# HOW TO COMPLETE THIS TASK
Copy each line below exactly as it appears. Pictures are to be omitted.

** Opening DATA FOR PROCESSING block **

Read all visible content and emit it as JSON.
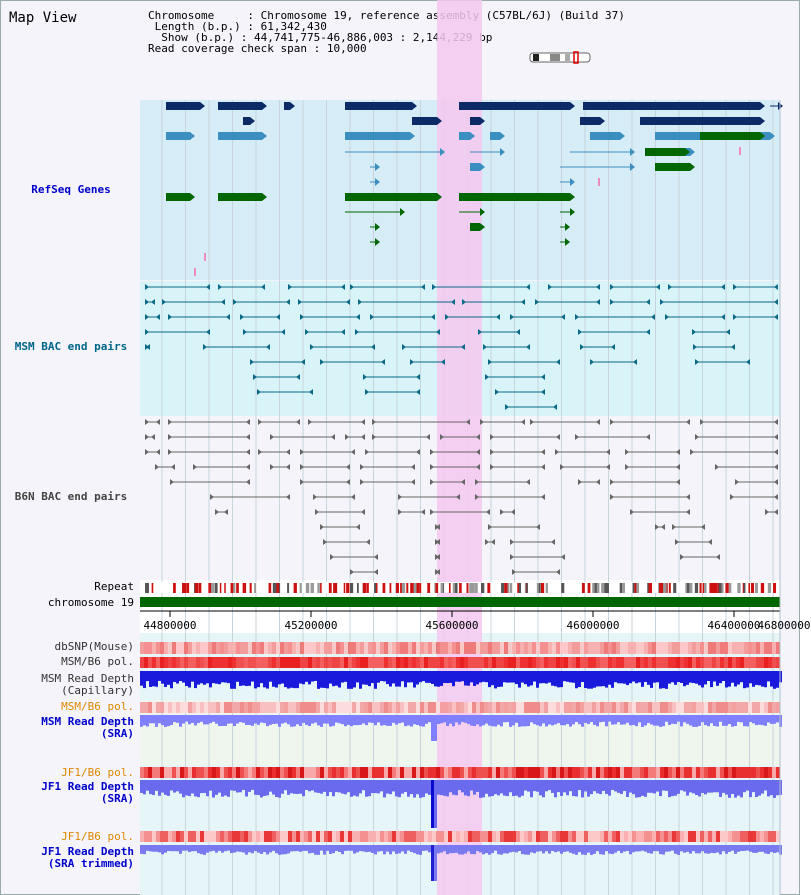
{
  "title": "Map View",
  "info": {
    "chromosome_key": "Chromosome",
    "chromosome_val": "Chromosome 19, reference assembly (C57BL/6J) (Build 37)",
    "length_key": "Length (b.p.)",
    "length_val": "61,342,430",
    "show_key": "Show (b.p.)",
    "show_val": "44,741,775-46,886,003 : 2,144,229 bp",
    "coverage_key": "Read coverage check span",
    "coverage_val": "10,000"
  },
  "tracks": {
    "refseq": "RefSeq Genes",
    "msm_bac": "MSM BAC end pairs",
    "b6n_bac": "B6N BAC end pairs",
    "repeat": "Repeat",
    "chromosome": "chromosome 19",
    "dbsnp": "dbSNP(Mouse)",
    "msm_b6_pol": "MSM/B6 pol.",
    "msm_depth_cap_1": "MSM Read Depth",
    "msm_depth_cap_2": "(Capillary)",
    "msm_b6_pol_2": "MSM/B6 pol.",
    "msm_depth_sra_1": "MSM Read Depth",
    "msm_depth_sra_2": "(SRA)",
    "jf1_b6_pol": "JF1/B6 pol.",
    "jf1_depth_sra_1": "JF1 Read Depth",
    "jf1_depth_sra_2": "(SRA)",
    "jf1_b6_pol_2": "JF1/B6 pol.",
    "jf1_depth_trim_1": "JF1 Read Depth",
    "jf1_depth_trim_2": "(SRA trimmed)"
  },
  "axis": {
    "ticks": [
      "44800000",
      "45200000",
      "45600000",
      "46000000",
      "46400000",
      "46800000"
    ]
  },
  "colors": {
    "refseq_label": "#0000cc",
    "msm_label": "#006688",
    "b6n_label": "#333333",
    "pol_label": "#dd8800",
    "depth_label": "#0000cc",
    "highlight": "#f4c8f0",
    "refseq_dark": "#0b2a66",
    "refseq_mid": "#3a8fc0",
    "refseq_green": "#006600",
    "msm_bg": "#d8f4f8",
    "refseq_bg": "#d6ecf6"
  }
}
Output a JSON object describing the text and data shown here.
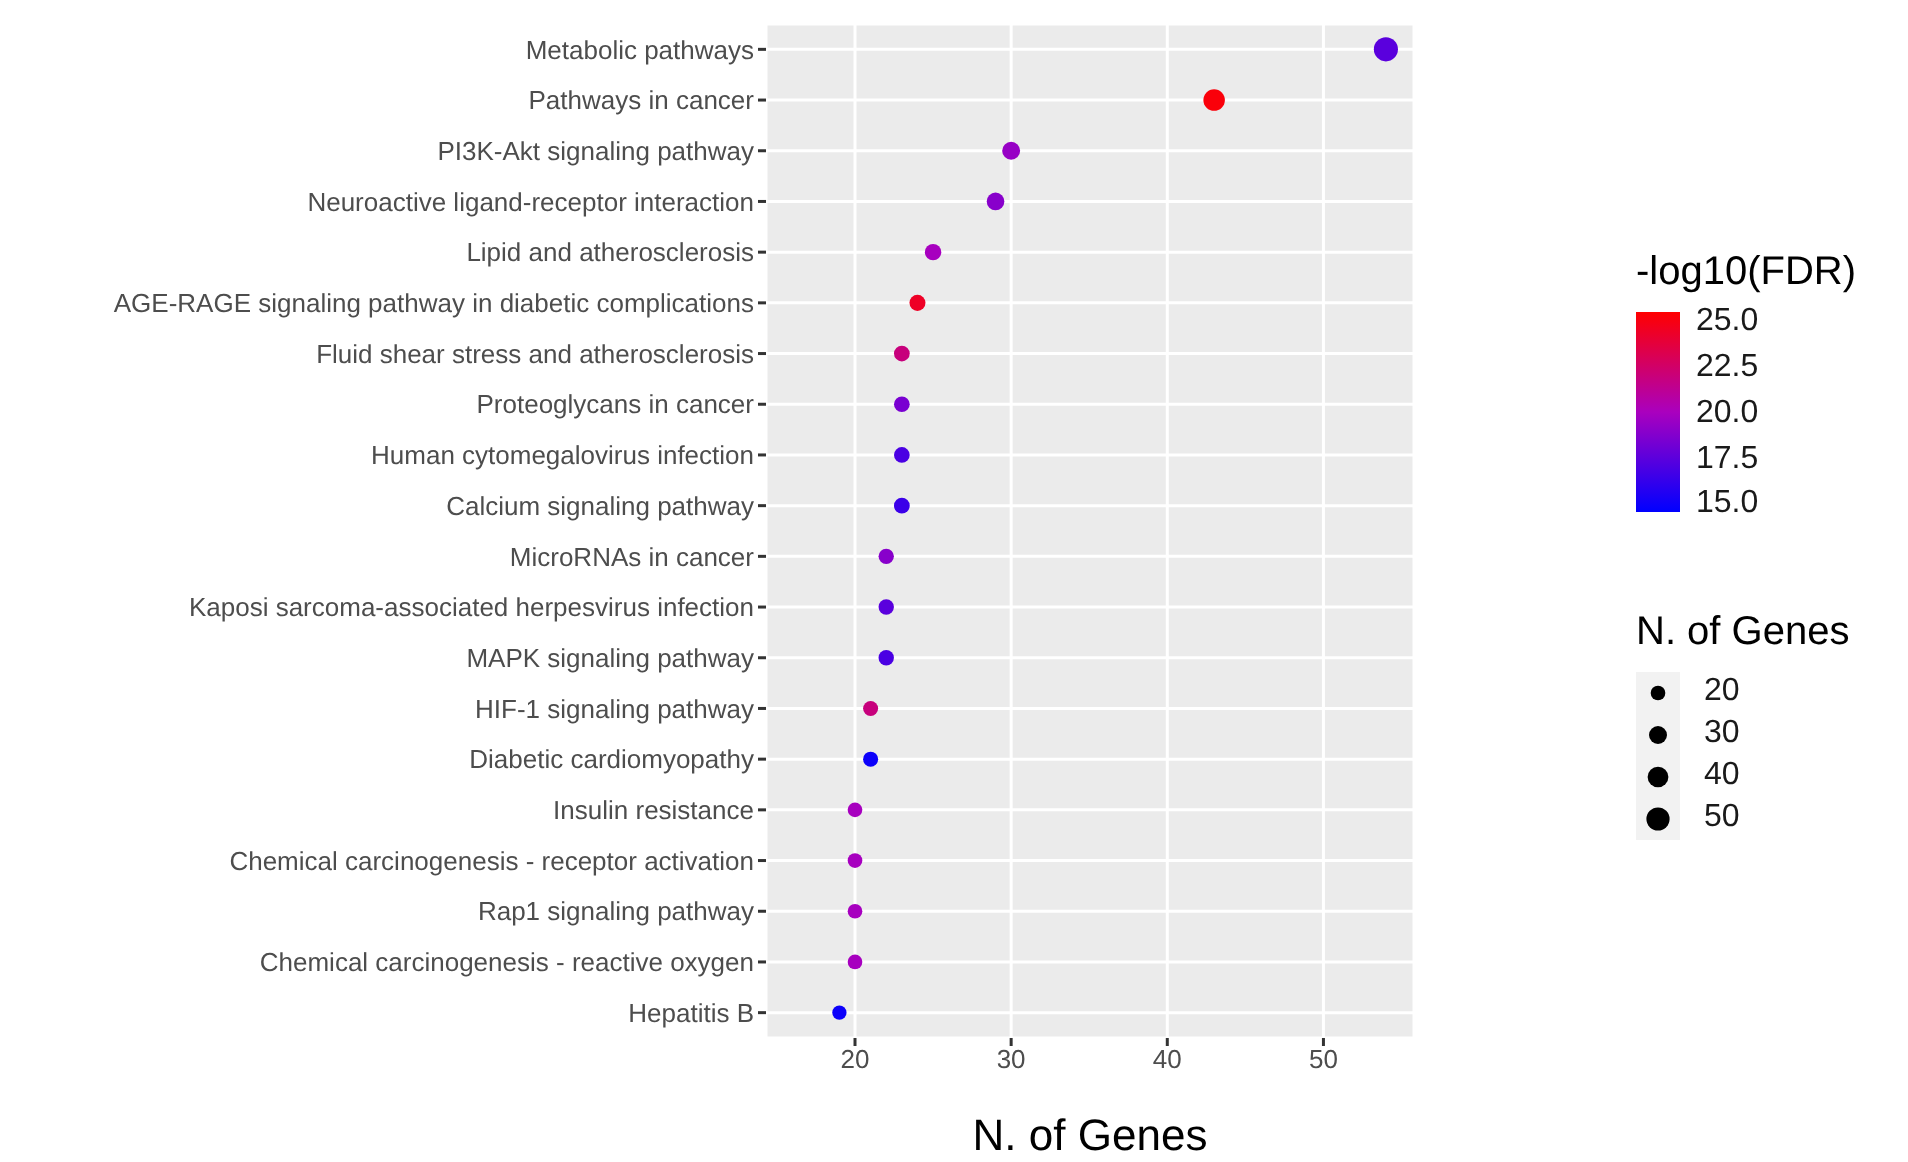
{
  "chart_data": {
    "type": "bubble",
    "categories": [
      "Metabolic pathways",
      "Pathways in cancer",
      "PI3K-Akt signaling pathway",
      "Neuroactive ligand-receptor interaction",
      "Lipid and atherosclerosis",
      "AGE-RAGE signaling pathway in diabetic complications",
      "Fluid shear stress and atherosclerosis",
      "Proteoglycans in cancer",
      "Human cytomegalovirus infection",
      "Calcium signaling pathway",
      "MicroRNAs in cancer",
      "Kaposi sarcoma-associated herpesvirus infection",
      "MAPK signaling pathway",
      "HIF-1 signaling pathway",
      "Diabetic cardiomyopathy",
      "Insulin resistance",
      "Chemical carcinogenesis - receptor activation",
      "Rap1 signaling pathway",
      "Chemical carcinogenesis - reactive oxygen",
      "Hepatitis B"
    ],
    "values": [
      54,
      43,
      30,
      29,
      25,
      24,
      23,
      23,
      23,
      23,
      22,
      22,
      22,
      21,
      21,
      20,
      20,
      20,
      20,
      19
    ],
    "sizes": [
      54,
      43,
      30,
      29,
      25,
      24,
      23,
      23,
      23,
      23,
      22,
      22,
      22,
      21,
      21,
      20,
      20,
      20,
      20,
      19
    ],
    "size_legend": [
      20,
      30,
      40,
      50
    ],
    "cvalues": [
      17.5,
      25.3,
      19.5,
      19,
      20,
      24.5,
      22,
      18.5,
      17,
      16.5,
      19,
      17.5,
      17,
      22,
      15,
      20,
      20,
      20,
      20,
      15
    ],
    "clim": [
      14.6,
      25.6
    ],
    "cticks": [
      {
        "value": 15,
        "label": "15.0"
      },
      17.5,
      {
        "value": 20,
        "label": "20.0"
      },
      22.5,
      {
        "value": 25,
        "label": "25.0"
      }
    ],
    "clabel": "-log10(FDR)",
    "legend_title": "N. of Genes",
    "xlabel": "N. of Genes",
    "orientation": "horizontal",
    "xlim": [
      14.3,
      55.8
    ],
    "xticks": [
      20,
      30,
      40,
      50
    ],
    "grid": true
  }
}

** Closing DATA FOR PROCESSING block **

# RESULT FOR THIS EXERCISE
Read all visible content and emit it as JSON.
{
  "title": "Map View",
  "info": {
    "chromosome_key": "Chromosome",
    "chromosome_val": "Chromosome 19, reference assembly (C57BL/6J) (Build 37)",
    "length_key": "Length (b.p.)",
    "length_val": "61,342,430",
    "show_key": "Show (b.p.)",
    "show_val": "44,741,775-46,886,003 : 2,144,229 bp",
    "coverage_key": "Read coverage check span",
    "coverage_val": "10,000"
  },
  "tracks": {
    "refseq": "RefSeq Genes",
    "msm_bac": "MSM BAC end pairs",
    "b6n_bac": "B6N BAC end pairs",
    "repeat": "Repeat",
    "chromosome": "chromosome 19",
    "dbsnp": "dbSNP(Mouse)",
    "msm_b6_pol": "MSM/B6 pol.",
    "msm_depth_cap_1": "MSM Read Depth",
    "msm_depth_cap_2": "(Capillary)",
    "msm_b6_pol_2": "MSM/B6 pol.",
    "msm_depth_sra_1": "MSM Read Depth",
    "msm_depth_sra_2": "(SRA)",
    "jf1_b6_pol": "JF1/B6 pol.",
    "jf1_depth_sra_1": "JF1 Read Depth",
    "jf1_depth_sra_2": "(SRA)",
    "jf1_b6_pol_2": "JF1/B6 pol.",
    "jf1_depth_trim_1": "JF1 Read Depth",
    "jf1_depth_trim_2": "(SRA trimmed)"
  },
  "axis": {
    "ticks": [
      "44800000",
      "45200000",
      "45600000",
      "46000000",
      "46400000",
      "46800000"
    ]
  },
  "colors": {
    "refseq_label": "#0000cc",
    "msm_label": "#006688",
    "b6n_label": "#333333",
    "pol_label": "#dd8800",
    "depth_label": "#0000cc",
    "highlight": "#f4c8f0",
    "refseq_dark": "#0b2a66",
    "refseq_mid": "#3a8fc0",
    "refseq_green": "#006600",
    "msm_bg": "#d8f4f8",
    "refseq_bg": "#d6ecf6"
  }
}
Output a JSON object describing the text and data shown here.
{
  "chart_data": {
    "type": "bubble",
    "categories": [
      "Metabolic pathways",
      "Pathways in cancer",
      "PI3K-Akt signaling pathway",
      "Neuroactive ligand-receptor interaction",
      "Lipid and atherosclerosis",
      "AGE-RAGE signaling pathway in diabetic complications",
      "Fluid shear stress and atherosclerosis",
      "Proteoglycans in cancer",
      "Human cytomegalovirus infection",
      "Calcium signaling pathway",
      "MicroRNAs in cancer",
      "Kaposi sarcoma-associated herpesvirus infection",
      "MAPK signaling pathway",
      "HIF-1 signaling pathway",
      "Diabetic cardiomyopathy",
      "Insulin resistance",
      "Chemical carcinogenesis - receptor activation",
      "Rap1 signaling pathway",
      "Chemical carcinogenesis - reactive oxygen",
      "Hepatitis B"
    ],
    "values": [
      54,
      43,
      30,
      29,
      25,
      24,
      23,
      23,
      23,
      23,
      22,
      22,
      22,
      21,
      21,
      20,
      20,
      20,
      20,
      19
    ],
    "sizes": [
      54,
      43,
      30,
      29,
      25,
      24,
      23,
      23,
      23,
      23,
      22,
      22,
      22,
      21,
      21,
      20,
      20,
      20,
      20,
      19
    ],
    "size_legend": [
      20,
      30,
      40,
      50
    ],
    "cvalues": [
      17.5,
      25.3,
      19.5,
      19,
      20,
      24.5,
      22,
      18.5,
      17,
      16.5,
      19,
      17.5,
      17,
      22,
      15,
      20,
      20,
      20,
      20,
      15
    ],
    "clim": [
      14.6,
      25.6
    ],
    "cticks": [
      {
        "value": 15,
        "label": "15.0"
      },
      17.5,
      {
        "value": 20,
        "label": "20.0"
      },
      22.5,
      {
        "value": 25,
        "label": "25.0"
      }
    ],
    "clabel": "-log10(FDR)",
    "legend_title": "N. of Genes",
    "xlabel": "N. of Genes",
    "orientation": "horizontal",
    "xlim": [
      14.3,
      55.8
    ],
    "xticks": [
      20,
      30,
      40,
      50
    ],
    "grid": true
  }
}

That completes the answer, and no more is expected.